-- Start of Data records --

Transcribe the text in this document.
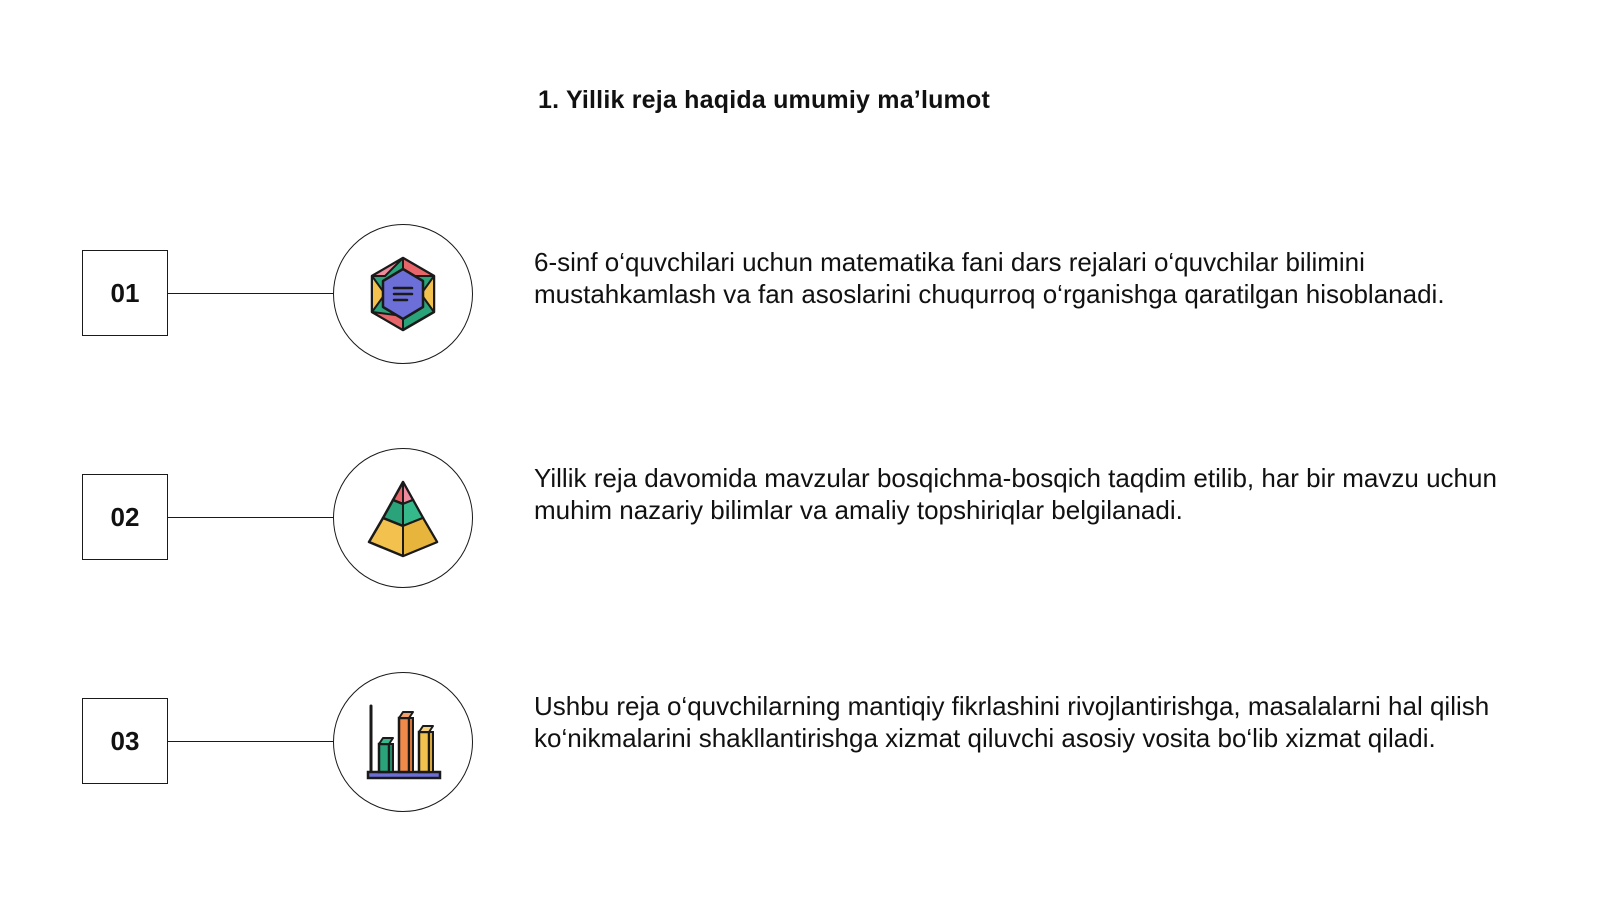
1. Yillik reja haqida umumiy ma’lumot
01
6-sinf o‘quvchilari uchun matematika fani dars rejalari o‘quvchilar bilimini mustahkamlash va fan asoslarini chuqurroq o‘rganishga qaratilgan hisoblanadi.
02
Yillik reja davomida mavzular bosqichma-bosqich taqdim etilib, har bir mavzu uchun muhim nazariy bilimlar va amaliy topshiriqlar belgilanadi.
03
Ushbu reja o‘quvchilarning mantiqiy fikrlashini rivojlantirishga, masalalarni hal qilish ko‘nikmalarini shakllantirishga xizmat qiluvchi asosiy vosita bo‘lib xizmat qiladi.
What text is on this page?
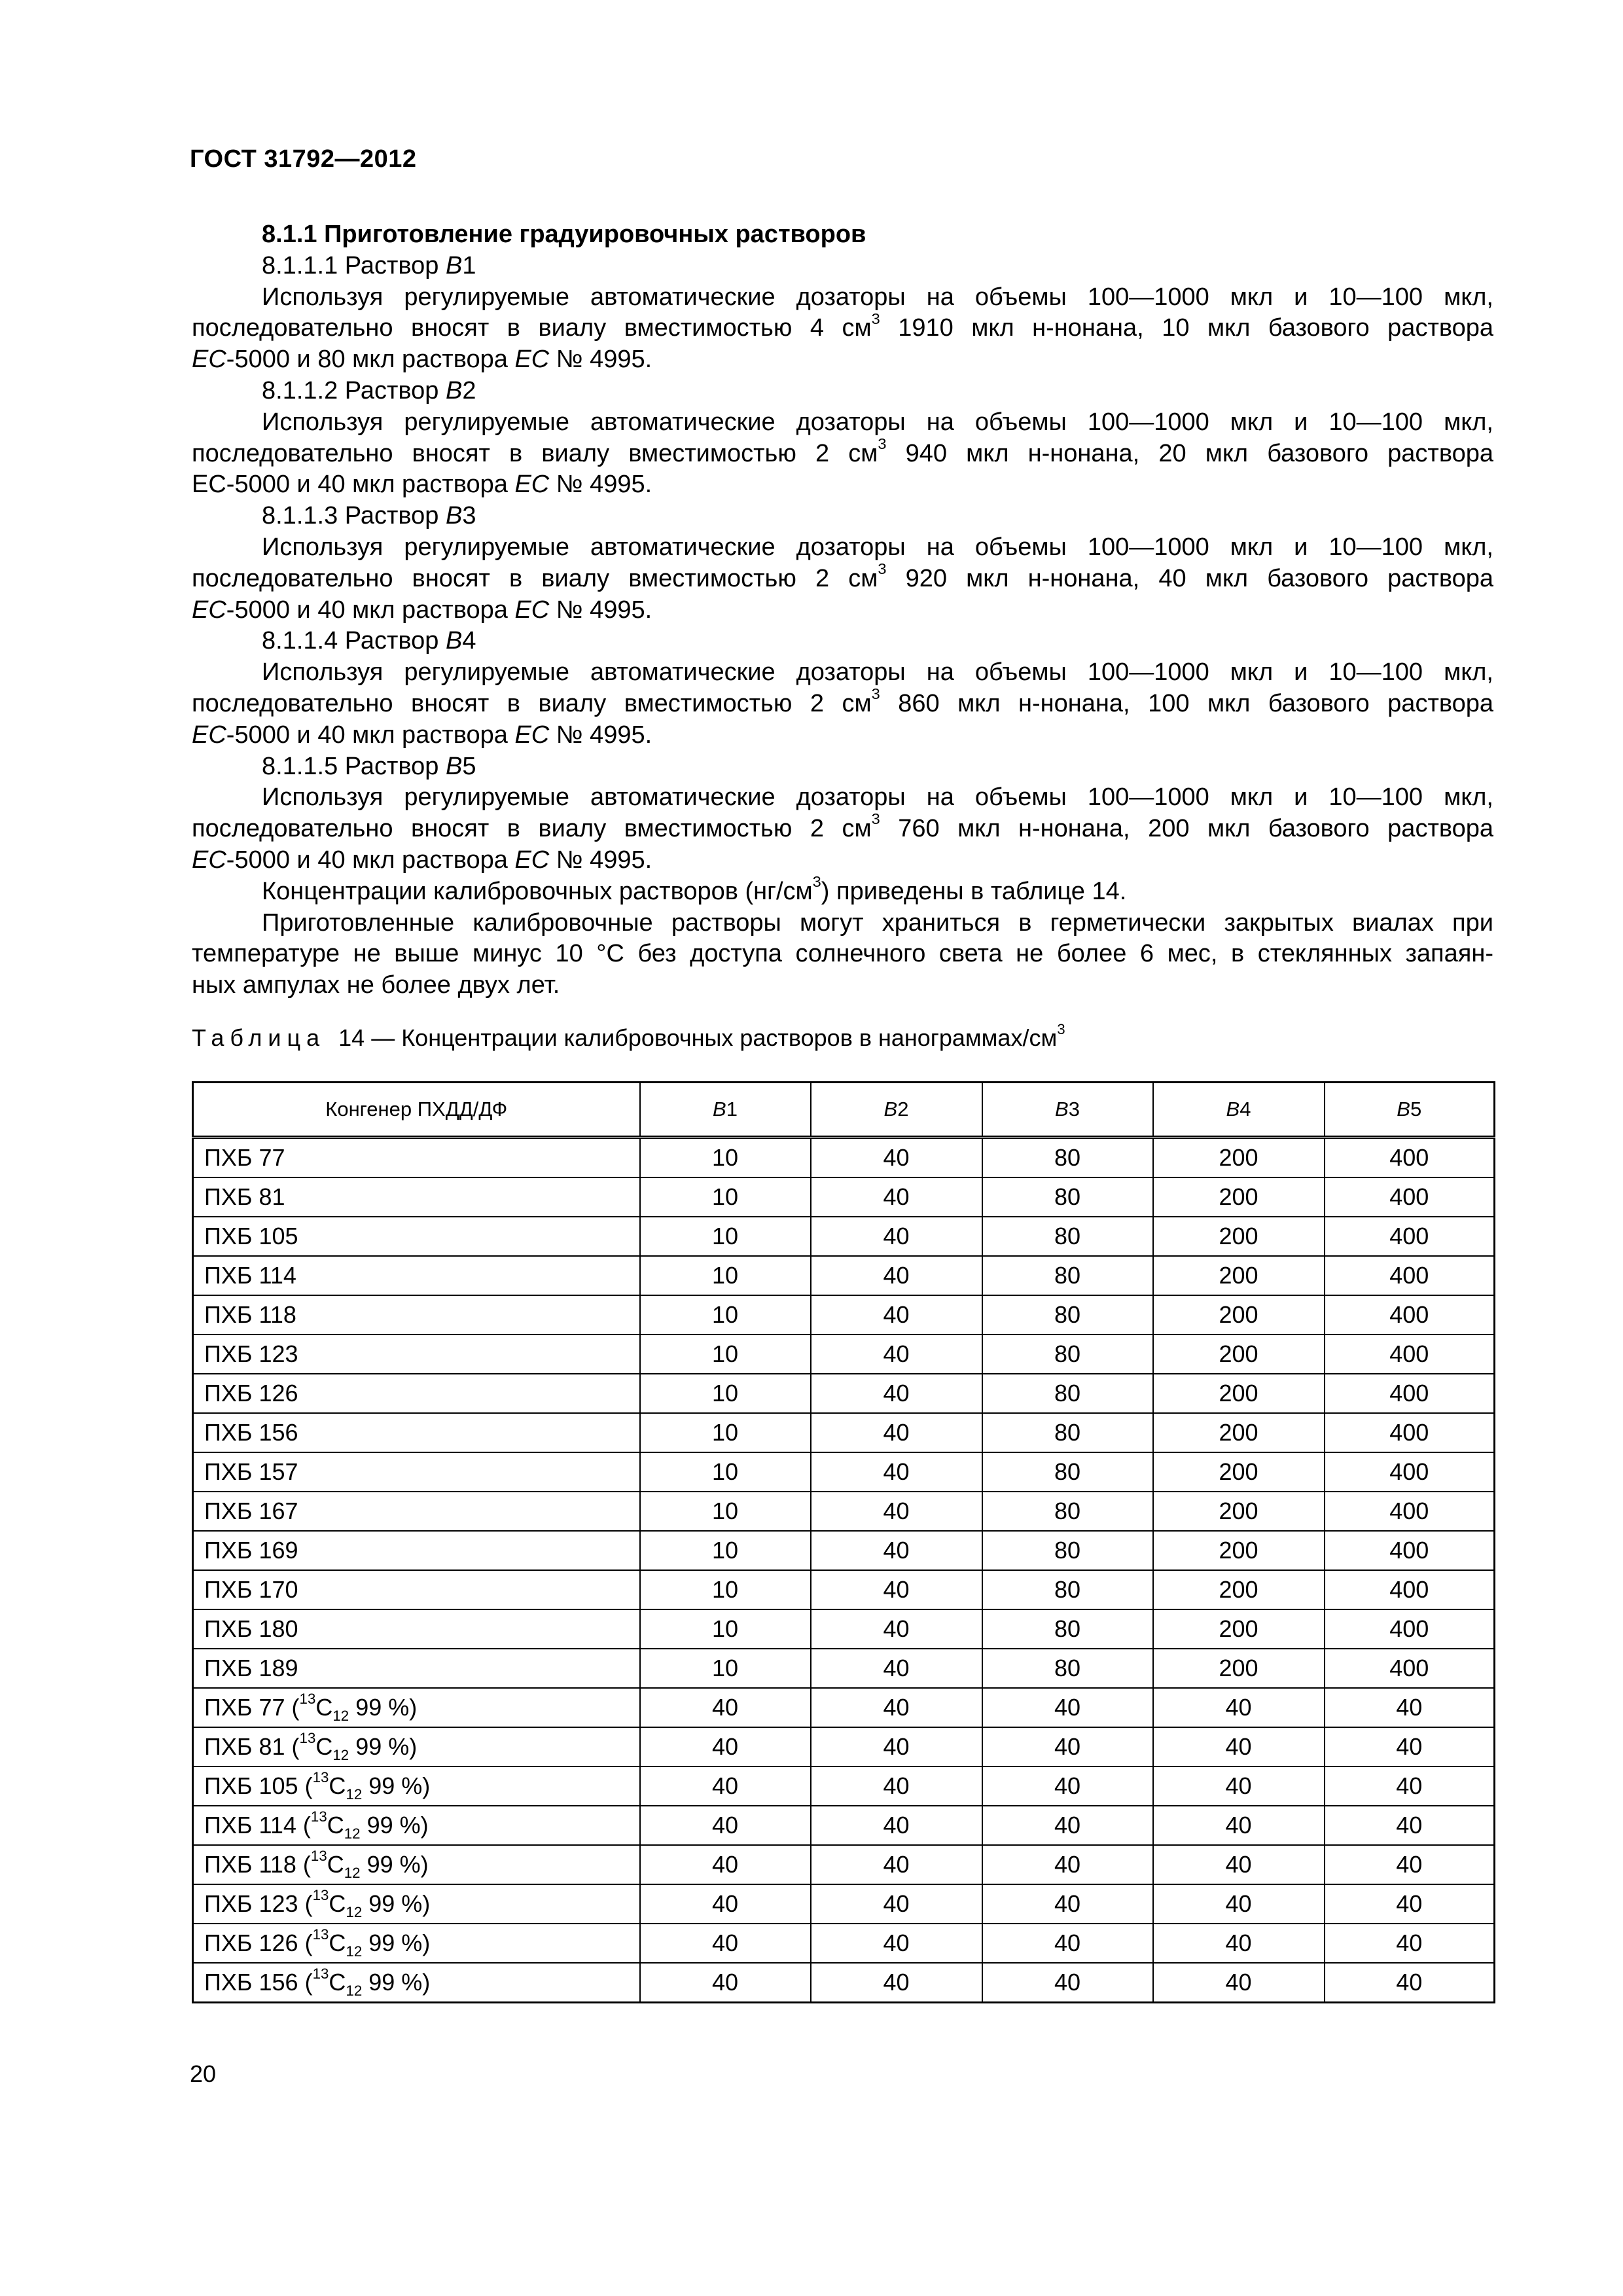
ГОСТ 31792—2012

8.1.1 Приготовление градуировочных растворов

8.1.1.1 Раствор В1

Используя регулируемые автоматические дозаторы на объемы 100—1000 мкл и 10—100 мкл,

последовательно вносят в виалу вместимостью 4 $см^3$ 1910 мкл н-нонана, 10 мкл базового раствора

ЕС-5000 и 80 мкл раствора ЕС № 4995.

8.1.1.2 Раствор В2

Используя регулируемые автоматические дозаторы на объемы 100—1000 мкл и 10—100 мкл,

последовательно вносят в виалу вместимостью 2 $см^3$ 940 мкл н-нонана, 20 мкл базового раствора

ЕС-5000 и 40 мкл раствора ЕС № 4995.

8.1.1.3 Раствор В3

Используя регулируемые автоматические дозаторы на объемы 100—1000 мкл и 10—100 мкл,

последовательно вносят в виалу вместимостью 2 $см^3$ 920 мкл н-нонана, 40 мкл базового раствора

ЕС-5000 и 40 мкл раствора ЕС № 4995.

8.1.1.4 Раствор В4

Используя регулируемые автоматические дозаторы на объемы 100—1000 мкл и 10—100 мкл,

последовательно вносят в виалу вместимостью 2 $см^3$ 860 мкл н-нонана, 100 мкл базового раствора

ЕС-5000 и 40 мкл раствора ЕС № 4995.

8.1.1.5 Раствор В5

Используя регулируемые автоматические дозаторы на объемы 100—1000 мкл и 10—100 мкл,

последовательно вносят в виалу вместимостью 2 $см^3$ 760 мкл н-нонана, 200 мкл базового раствора

ЕС-5000 и 40 мкл раствора ЕС № 4995.

Концентрации калибровочных растворов $(нг/см^3)$ приведены в таблице 14.

Приготовленные калибровочные растворы могут храниться в герметически закрытых виалах при

температуре не выше минус 10 °С без доступа солнечного света не более 6 мес, в стеклянных запаян-

ных ампулах не более двух лет.

Таблица  14 — Концентрации калибровочных растворов в нанограммах/$см^3$
Конгенер ПХДД/ДФ	В1	В2	В3	В4	В5
ПХБ 77	10	40	80	200	400
ПХБ 81	10	40	80	200	400
ПХБ 105	10	40	80	200	400
ПХБ 114	10	40	80	200	400
ПХБ 118	10	40	80	200	400
ПХБ 123	10	40	80	200	400
ПХБ 126	10	40	80	200	400
ПХБ 156	10	40	80	200	400
ПХБ 157	10	40	80	200	400
ПХБ 167	10	40	80	200	400
ПХБ 169	10	40	80	200	400
ПХБ 170	10	40	80	200	400
ПХБ 180	10	40	80	200	400
ПХБ 189	10	40	80	200	400
ПХБ 77 ($^{13}С_{12}$ 99 %)	40	40	40	40	40
ПХБ 81 ($^{13}С_{12}$ 99 %)	40	40	40	40	40
ПХБ 105 ($^{13}С_{12}$ 99 %)	40	40	40	40	40
ПХБ 114 ($^{13}С_{12}$ 99 %)	40	40	40	40	40
ПХБ 118 ($^{13}С_{12}$ 99 %)	40	40	40	40	40
ПХБ 123 ($^{13}С_{12}$ 99 %)	40	40	40	40	40
ПХБ 126 ($^{13}С_{12}$ 99 %)	40	40	40	40	40
ПХБ 156 ($^{13}С_{12}$ 99 %)	40	40	40	40	40
20
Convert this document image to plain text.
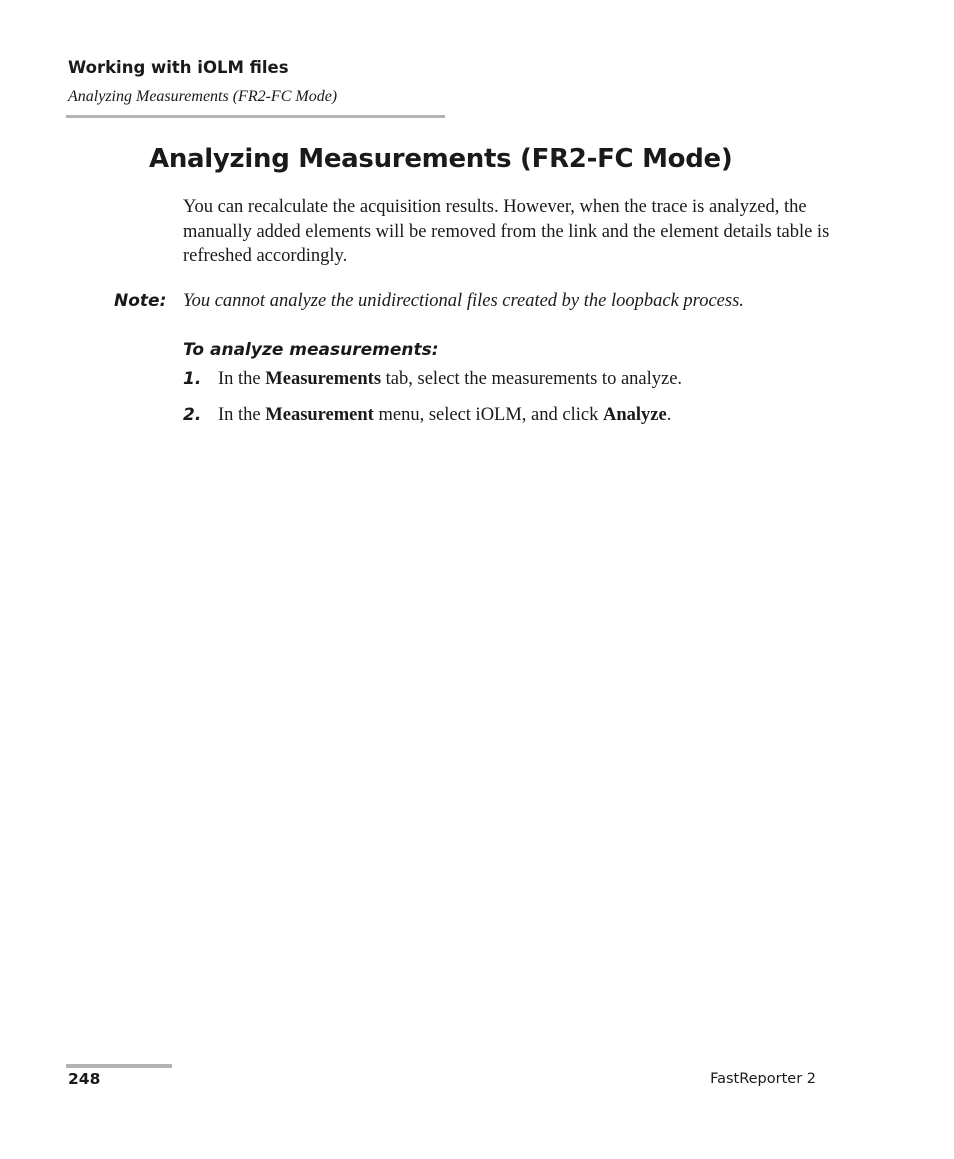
Working with iOLM files
Analyzing Measurements (FR2-FC Mode)
Analyzing Measurements (FR2-FC Mode)

You can recalculate the acquisition results. However, when the trace is analyzed, the manually added elements will be removed from the link and the element details table is refreshed accordingly.

Note: You cannot analyze the unidirectional files created by the loopback process.
To analyze measurements:
1. In the Measurements tab, select the measurements to analyze.
2. In the Measurement menu, select iOLM, and click Analyze.
248	FastReporter 2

-- End of Data records --

▶ _Work to do_
Transcribe every entry word for word, but skip the pictures.

▶ _Output below_
Transcribe the text in this document.
1. Yillik reja haqida umumiy ma’lumot
01
6-sinf o‘quvchilari uchun matematika fani dars rejalari o‘quvchilar bilimini mustahkamlash va fan asoslarini chuqurroq o‘rganishga qaratilgan hisoblanadi.
02
Yillik reja davomida mavzular bosqichma-bosqich taqdim etilib, har bir mavzu uchun muhim nazariy bilimlar va amaliy topshiriqlar belgilanadi.
03
Ushbu reja o‘quvchilarning mantiqiy fikrlashini rivojlantirishga, masalalarni hal qilish ko‘nikmalarini shakllantirishga xizmat qiluvchi asosiy vosita bo‘lib xizmat qiladi.
What text is on this page?
ГОСТ 31792—2012

8.1.1 Приготовление градуировочных растворов

8.1.1.1 Раствор В1

Используя регулируемые автоматические дозаторы на объемы 100—1000 мкл и 10—100 мкл,

последовательно вносят в виалу вместимостью 4 $см^3$ 1910 мкл н-нонана, 10 мкл базового раствора

ЕС-5000 и 80 мкл раствора ЕС № 4995.

8.1.1.2 Раствор В2

Используя регулируемые автоматические дозаторы на объемы 100—1000 мкл и 10—100 мкл,

последовательно вносят в виалу вместимостью 2 $см^3$ 940 мкл н-нонана, 20 мкл базового раствора

ЕС-5000 и 40 мкл раствора ЕС № 4995.

8.1.1.3 Раствор В3

Используя регулируемые автоматические дозаторы на объемы 100—1000 мкл и 10—100 мкл,

последовательно вносят в виалу вместимостью 2 $см^3$ 920 мкл н-нонана, 40 мкл базового раствора

ЕС-5000 и 40 мкл раствора ЕС № 4995.

8.1.1.4 Раствор В4

Используя регулируемые автоматические дозаторы на объемы 100—1000 мкл и 10—100 мкл,

последовательно вносят в виалу вместимостью 2 $см^3$ 860 мкл н-нонана, 100 мкл базового раствора

ЕС-5000 и 40 мкл раствора ЕС № 4995.

8.1.1.5 Раствор В5

Используя регулируемые автоматические дозаторы на объемы 100—1000 мкл и 10—100 мкл,

последовательно вносят в виалу вместимостью 2 $см^3$ 760 мкл н-нонана, 200 мкл базового раствора

ЕС-5000 и 40 мкл раствора ЕС № 4995.

Концентрации калибровочных растворов $(нг/см^3)$ приведены в таблице 14.

Приготовленные калибровочные растворы могут храниться в герметически закрытых виалах при

температуре не выше минус 10 °С без доступа солнечного света не более 6 мес, в стеклянных запаян-

ных ампулах не более двух лет.

Таблица  14 — Концентрации калибровочных растворов в нанограммах/$см^3$
Конгенер ПХДД/ДФ	В1	В2	В3	В4	В5
ПХБ 77	10	40	80	200	400
ПХБ 81	10	40	80	200	400
ПХБ 105	10	40	80	200	400
ПХБ 114	10	40	80	200	400
ПХБ 118	10	40	80	200	400
ПХБ 123	10	40	80	200	400
ПХБ 126	10	40	80	200	400
ПХБ 156	10	40	80	200	400
ПХБ 157	10	40	80	200	400
ПХБ 167	10	40	80	200	400
ПХБ 169	10	40	80	200	400
ПХБ 170	10	40	80	200	400
ПХБ 180	10	40	80	200	400
ПХБ 189	10	40	80	200	400
ПХБ 77 ($^{13}С_{12}$ 99 %)	40	40	40	40	40
ПХБ 81 ($^{13}С_{12}$ 99 %)	40	40	40	40	40
ПХБ 105 ($^{13}С_{12}$ 99 %)	40	40	40	40	40
ПХБ 114 ($^{13}С_{12}$ 99 %)	40	40	40	40	40
ПХБ 118 ($^{13}С_{12}$ 99 %)	40	40	40	40	40
ПХБ 123 ($^{13}С_{12}$ 99 %)	40	40	40	40	40
ПХБ 126 ($^{13}С_{12}$ 99 %)	40	40	40	40	40
ПХБ 156 ($^{13}С_{12}$ 99 %)	40	40	40	40	40
20
Convert this document image to plain text.
Working with iOLM files
Analyzing Measurements (FR2-FC Mode)
Analyzing Measurements (FR2-FC Mode)

You can recalculate the acquisition results. However, when the trace is analyzed, the manually added elements will be removed from the link and the element details table is refreshed accordingly.

Note: You cannot analyze the unidirectional files created by the loopback process.
To analyze measurements:
1. In the Measurements tab, select the measurements to analyze.
2. In the Measurement menu, select iOLM, and click Analyze.
248	FastReporter 2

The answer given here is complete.